◆ **Requirement**
Make an exact copy of the entries below with the pictures removed.

◆ **Rows from a dataset**
______
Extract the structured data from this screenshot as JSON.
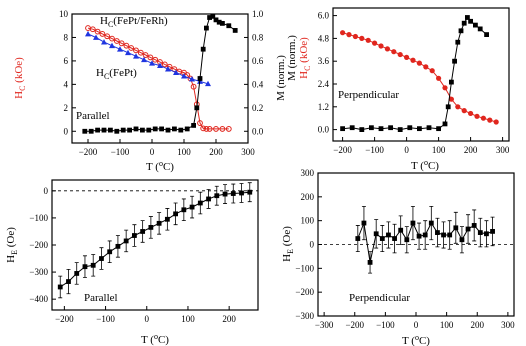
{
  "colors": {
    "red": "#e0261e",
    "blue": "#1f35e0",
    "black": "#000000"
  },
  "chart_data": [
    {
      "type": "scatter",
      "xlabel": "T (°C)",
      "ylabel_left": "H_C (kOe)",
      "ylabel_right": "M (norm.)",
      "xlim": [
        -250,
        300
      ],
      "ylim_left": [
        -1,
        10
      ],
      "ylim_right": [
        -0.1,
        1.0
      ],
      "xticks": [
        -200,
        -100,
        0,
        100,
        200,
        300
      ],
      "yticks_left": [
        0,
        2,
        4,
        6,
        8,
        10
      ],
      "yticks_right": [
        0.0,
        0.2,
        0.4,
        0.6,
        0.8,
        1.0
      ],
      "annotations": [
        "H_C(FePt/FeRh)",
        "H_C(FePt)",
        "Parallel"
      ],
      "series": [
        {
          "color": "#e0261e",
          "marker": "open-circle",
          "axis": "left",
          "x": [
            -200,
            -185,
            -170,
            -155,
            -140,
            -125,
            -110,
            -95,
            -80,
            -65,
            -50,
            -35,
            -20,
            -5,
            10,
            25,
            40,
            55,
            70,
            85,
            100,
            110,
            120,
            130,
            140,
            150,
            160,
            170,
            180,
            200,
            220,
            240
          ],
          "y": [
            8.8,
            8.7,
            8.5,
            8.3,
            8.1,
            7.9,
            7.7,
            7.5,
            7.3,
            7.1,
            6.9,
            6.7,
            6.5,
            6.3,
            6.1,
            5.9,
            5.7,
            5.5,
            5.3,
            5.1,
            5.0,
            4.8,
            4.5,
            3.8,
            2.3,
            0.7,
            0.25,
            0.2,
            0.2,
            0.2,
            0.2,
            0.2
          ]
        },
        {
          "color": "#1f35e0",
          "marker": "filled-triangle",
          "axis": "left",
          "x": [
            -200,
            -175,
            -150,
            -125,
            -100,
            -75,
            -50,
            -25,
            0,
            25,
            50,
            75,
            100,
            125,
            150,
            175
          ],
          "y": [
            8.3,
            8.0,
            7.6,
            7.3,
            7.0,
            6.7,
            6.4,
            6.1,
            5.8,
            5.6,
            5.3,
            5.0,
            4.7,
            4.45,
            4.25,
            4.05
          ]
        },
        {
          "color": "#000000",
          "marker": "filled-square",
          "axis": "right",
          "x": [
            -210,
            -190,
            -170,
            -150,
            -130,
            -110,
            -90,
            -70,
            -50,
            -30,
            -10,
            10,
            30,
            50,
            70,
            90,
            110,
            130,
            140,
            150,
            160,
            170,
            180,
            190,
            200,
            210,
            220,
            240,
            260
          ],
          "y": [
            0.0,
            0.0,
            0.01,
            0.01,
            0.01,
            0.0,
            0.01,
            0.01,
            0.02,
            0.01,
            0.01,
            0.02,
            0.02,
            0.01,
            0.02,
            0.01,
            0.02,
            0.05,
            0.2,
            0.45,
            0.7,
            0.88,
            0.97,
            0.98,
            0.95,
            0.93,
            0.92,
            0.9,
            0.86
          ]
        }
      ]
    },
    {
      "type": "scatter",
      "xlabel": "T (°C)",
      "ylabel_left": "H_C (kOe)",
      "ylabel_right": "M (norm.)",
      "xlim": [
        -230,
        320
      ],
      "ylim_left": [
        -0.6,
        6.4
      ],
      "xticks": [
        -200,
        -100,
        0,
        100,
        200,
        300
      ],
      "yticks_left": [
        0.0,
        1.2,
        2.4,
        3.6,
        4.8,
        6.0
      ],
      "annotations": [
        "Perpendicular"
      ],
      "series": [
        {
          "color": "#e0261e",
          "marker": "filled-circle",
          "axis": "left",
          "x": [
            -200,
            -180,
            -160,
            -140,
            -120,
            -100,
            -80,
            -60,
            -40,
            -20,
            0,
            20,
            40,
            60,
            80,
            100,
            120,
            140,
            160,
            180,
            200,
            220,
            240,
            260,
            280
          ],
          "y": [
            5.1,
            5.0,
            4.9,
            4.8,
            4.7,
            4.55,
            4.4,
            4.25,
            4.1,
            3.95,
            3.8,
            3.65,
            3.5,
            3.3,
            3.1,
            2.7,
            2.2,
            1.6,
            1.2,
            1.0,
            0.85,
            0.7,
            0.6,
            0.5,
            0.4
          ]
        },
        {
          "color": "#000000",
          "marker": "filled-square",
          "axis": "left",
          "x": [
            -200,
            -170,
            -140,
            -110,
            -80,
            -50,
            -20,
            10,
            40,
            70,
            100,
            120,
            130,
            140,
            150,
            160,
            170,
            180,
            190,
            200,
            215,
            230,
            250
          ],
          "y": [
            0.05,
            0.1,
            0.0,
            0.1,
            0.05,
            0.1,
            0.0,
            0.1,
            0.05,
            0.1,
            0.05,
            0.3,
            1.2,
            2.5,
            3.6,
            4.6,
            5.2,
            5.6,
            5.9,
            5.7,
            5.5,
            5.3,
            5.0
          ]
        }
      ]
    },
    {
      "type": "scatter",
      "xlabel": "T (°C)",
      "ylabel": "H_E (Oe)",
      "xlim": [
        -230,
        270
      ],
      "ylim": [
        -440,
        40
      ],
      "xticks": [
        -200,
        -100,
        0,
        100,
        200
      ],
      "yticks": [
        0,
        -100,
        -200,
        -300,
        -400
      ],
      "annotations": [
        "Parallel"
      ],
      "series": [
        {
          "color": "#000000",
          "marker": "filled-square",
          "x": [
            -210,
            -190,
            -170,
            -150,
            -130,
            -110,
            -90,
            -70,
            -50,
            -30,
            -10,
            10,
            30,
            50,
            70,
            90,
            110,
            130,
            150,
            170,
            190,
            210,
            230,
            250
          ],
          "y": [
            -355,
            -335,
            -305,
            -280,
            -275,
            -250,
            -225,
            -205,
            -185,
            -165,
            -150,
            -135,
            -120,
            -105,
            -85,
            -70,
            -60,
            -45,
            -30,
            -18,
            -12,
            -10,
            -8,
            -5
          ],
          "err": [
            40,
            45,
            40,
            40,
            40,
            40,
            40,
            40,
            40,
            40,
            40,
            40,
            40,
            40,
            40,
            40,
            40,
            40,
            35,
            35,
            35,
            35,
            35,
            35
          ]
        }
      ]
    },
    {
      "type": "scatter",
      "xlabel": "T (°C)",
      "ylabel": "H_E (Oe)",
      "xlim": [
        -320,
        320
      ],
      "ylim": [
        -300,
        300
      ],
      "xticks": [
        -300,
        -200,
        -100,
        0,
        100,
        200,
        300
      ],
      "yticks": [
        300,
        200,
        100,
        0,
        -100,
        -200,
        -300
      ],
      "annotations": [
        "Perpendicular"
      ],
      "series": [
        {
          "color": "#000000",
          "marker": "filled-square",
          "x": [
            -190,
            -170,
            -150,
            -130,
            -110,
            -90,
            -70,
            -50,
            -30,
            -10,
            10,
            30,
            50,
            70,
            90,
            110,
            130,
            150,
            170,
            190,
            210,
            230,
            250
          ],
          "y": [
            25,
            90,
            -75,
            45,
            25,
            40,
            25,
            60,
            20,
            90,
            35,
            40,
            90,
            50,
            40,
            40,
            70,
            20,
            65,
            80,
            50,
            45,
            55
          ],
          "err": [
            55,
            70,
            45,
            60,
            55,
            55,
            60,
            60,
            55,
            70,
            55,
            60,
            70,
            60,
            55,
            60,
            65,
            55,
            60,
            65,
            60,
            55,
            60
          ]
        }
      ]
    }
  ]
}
______
◆ **Solved problem**
Extract the structured data from this screenshot as JSON.
{
  "colors": {
    "red": "#e0261e",
    "blue": "#1f35e0",
    "black": "#000000"
  },
  "chart_data": [
    {
      "type": "scatter",
      "xlabel": "T (°C)",
      "ylabel_left": "H_C (kOe)",
      "ylabel_right": "M (norm.)",
      "xlim": [
        -250,
        300
      ],
      "ylim_left": [
        -1,
        10
      ],
      "ylim_right": [
        -0.1,
        1.0
      ],
      "xticks": [
        -200,
        -100,
        0,
        100,
        200,
        300
      ],
      "yticks_left": [
        0,
        2,
        4,
        6,
        8,
        10
      ],
      "yticks_right": [
        0.0,
        0.2,
        0.4,
        0.6,
        0.8,
        1.0
      ],
      "annotations": [
        "H_C(FePt/FeRh)",
        "H_C(FePt)",
        "Parallel"
      ],
      "series": [
        {
          "color": "#e0261e",
          "marker": "open-circle",
          "axis": "left",
          "x": [
            -200,
            -185,
            -170,
            -155,
            -140,
            -125,
            -110,
            -95,
            -80,
            -65,
            -50,
            -35,
            -20,
            -5,
            10,
            25,
            40,
            55,
            70,
            85,
            100,
            110,
            120,
            130,
            140,
            150,
            160,
            170,
            180,
            200,
            220,
            240
          ],
          "y": [
            8.8,
            8.7,
            8.5,
            8.3,
            8.1,
            7.9,
            7.7,
            7.5,
            7.3,
            7.1,
            6.9,
            6.7,
            6.5,
            6.3,
            6.1,
            5.9,
            5.7,
            5.5,
            5.3,
            5.1,
            5.0,
            4.8,
            4.5,
            3.8,
            2.3,
            0.7,
            0.25,
            0.2,
            0.2,
            0.2,
            0.2,
            0.2
          ]
        },
        {
          "color": "#1f35e0",
          "marker": "filled-triangle",
          "axis": "left",
          "x": [
            -200,
            -175,
            -150,
            -125,
            -100,
            -75,
            -50,
            -25,
            0,
            25,
            50,
            75,
            100,
            125,
            150,
            175
          ],
          "y": [
            8.3,
            8.0,
            7.6,
            7.3,
            7.0,
            6.7,
            6.4,
            6.1,
            5.8,
            5.6,
            5.3,
            5.0,
            4.7,
            4.45,
            4.25,
            4.05
          ]
        },
        {
          "color": "#000000",
          "marker": "filled-square",
          "axis": "right",
          "x": [
            -210,
            -190,
            -170,
            -150,
            -130,
            -110,
            -90,
            -70,
            -50,
            -30,
            -10,
            10,
            30,
            50,
            70,
            90,
            110,
            130,
            140,
            150,
            160,
            170,
            180,
            190,
            200,
            210,
            220,
            240,
            260
          ],
          "y": [
            0.0,
            0.0,
            0.01,
            0.01,
            0.01,
            0.0,
            0.01,
            0.01,
            0.02,
            0.01,
            0.01,
            0.02,
            0.02,
            0.01,
            0.02,
            0.01,
            0.02,
            0.05,
            0.2,
            0.45,
            0.7,
            0.88,
            0.97,
            0.98,
            0.95,
            0.93,
            0.92,
            0.9,
            0.86
          ]
        }
      ]
    },
    {
      "type": "scatter",
      "xlabel": "T (°C)",
      "ylabel_left": "H_C (kOe)",
      "ylabel_right": "M (norm.)",
      "xlim": [
        -230,
        320
      ],
      "ylim_left": [
        -0.6,
        6.4
      ],
      "xticks": [
        -200,
        -100,
        0,
        100,
        200,
        300
      ],
      "yticks_left": [
        0.0,
        1.2,
        2.4,
        3.6,
        4.8,
        6.0
      ],
      "annotations": [
        "Perpendicular"
      ],
      "series": [
        {
          "color": "#e0261e",
          "marker": "filled-circle",
          "axis": "left",
          "x": [
            -200,
            -180,
            -160,
            -140,
            -120,
            -100,
            -80,
            -60,
            -40,
            -20,
            0,
            20,
            40,
            60,
            80,
            100,
            120,
            140,
            160,
            180,
            200,
            220,
            240,
            260,
            280
          ],
          "y": [
            5.1,
            5.0,
            4.9,
            4.8,
            4.7,
            4.55,
            4.4,
            4.25,
            4.1,
            3.95,
            3.8,
            3.65,
            3.5,
            3.3,
            3.1,
            2.7,
            2.2,
            1.6,
            1.2,
            1.0,
            0.85,
            0.7,
            0.6,
            0.5,
            0.4
          ]
        },
        {
          "color": "#000000",
          "marker": "filled-square",
          "axis": "left",
          "x": [
            -200,
            -170,
            -140,
            -110,
            -80,
            -50,
            -20,
            10,
            40,
            70,
            100,
            120,
            130,
            140,
            150,
            160,
            170,
            180,
            190,
            200,
            215,
            230,
            250
          ],
          "y": [
            0.05,
            0.1,
            0.0,
            0.1,
            0.05,
            0.1,
            0.0,
            0.1,
            0.05,
            0.1,
            0.05,
            0.3,
            1.2,
            2.5,
            3.6,
            4.6,
            5.2,
            5.6,
            5.9,
            5.7,
            5.5,
            5.3,
            5.0
          ]
        }
      ]
    },
    {
      "type": "scatter",
      "xlabel": "T (°C)",
      "ylabel": "H_E (Oe)",
      "xlim": [
        -230,
        270
      ],
      "ylim": [
        -440,
        40
      ],
      "xticks": [
        -200,
        -100,
        0,
        100,
        200
      ],
      "yticks": [
        0,
        -100,
        -200,
        -300,
        -400
      ],
      "annotations": [
        "Parallel"
      ],
      "series": [
        {
          "color": "#000000",
          "marker": "filled-square",
          "x": [
            -210,
            -190,
            -170,
            -150,
            -130,
            -110,
            -90,
            -70,
            -50,
            -30,
            -10,
            10,
            30,
            50,
            70,
            90,
            110,
            130,
            150,
            170,
            190,
            210,
            230,
            250
          ],
          "y": [
            -355,
            -335,
            -305,
            -280,
            -275,
            -250,
            -225,
            -205,
            -185,
            -165,
            -150,
            -135,
            -120,
            -105,
            -85,
            -70,
            -60,
            -45,
            -30,
            -18,
            -12,
            -10,
            -8,
            -5
          ],
          "err": [
            40,
            45,
            40,
            40,
            40,
            40,
            40,
            40,
            40,
            40,
            40,
            40,
            40,
            40,
            40,
            40,
            40,
            40,
            35,
            35,
            35,
            35,
            35,
            35
          ]
        }
      ]
    },
    {
      "type": "scatter",
      "xlabel": "T (°C)",
      "ylabel": "H_E (Oe)",
      "xlim": [
        -320,
        320
      ],
      "ylim": [
        -300,
        300
      ],
      "xticks": [
        -300,
        -200,
        -100,
        0,
        100,
        200,
        300
      ],
      "yticks": [
        300,
        200,
        100,
        0,
        -100,
        -200,
        -300
      ],
      "annotations": [
        "Perpendicular"
      ],
      "series": [
        {
          "color": "#000000",
          "marker": "filled-square",
          "x": [
            -190,
            -170,
            -150,
            -130,
            -110,
            -90,
            -70,
            -50,
            -30,
            -10,
            10,
            30,
            50,
            70,
            90,
            110,
            130,
            150,
            170,
            190,
            210,
            230,
            250
          ],
          "y": [
            25,
            90,
            -75,
            45,
            25,
            40,
            25,
            60,
            20,
            90,
            35,
            40,
            90,
            50,
            40,
            40,
            70,
            20,
            65,
            80,
            50,
            45,
            55
          ],
          "err": [
            55,
            70,
            45,
            60,
            55,
            55,
            60,
            60,
            55,
            70,
            55,
            60,
            70,
            60,
            55,
            60,
            65,
            55,
            60,
            65,
            60,
            55,
            60
          ]
        }
      ]
    }
  ]
}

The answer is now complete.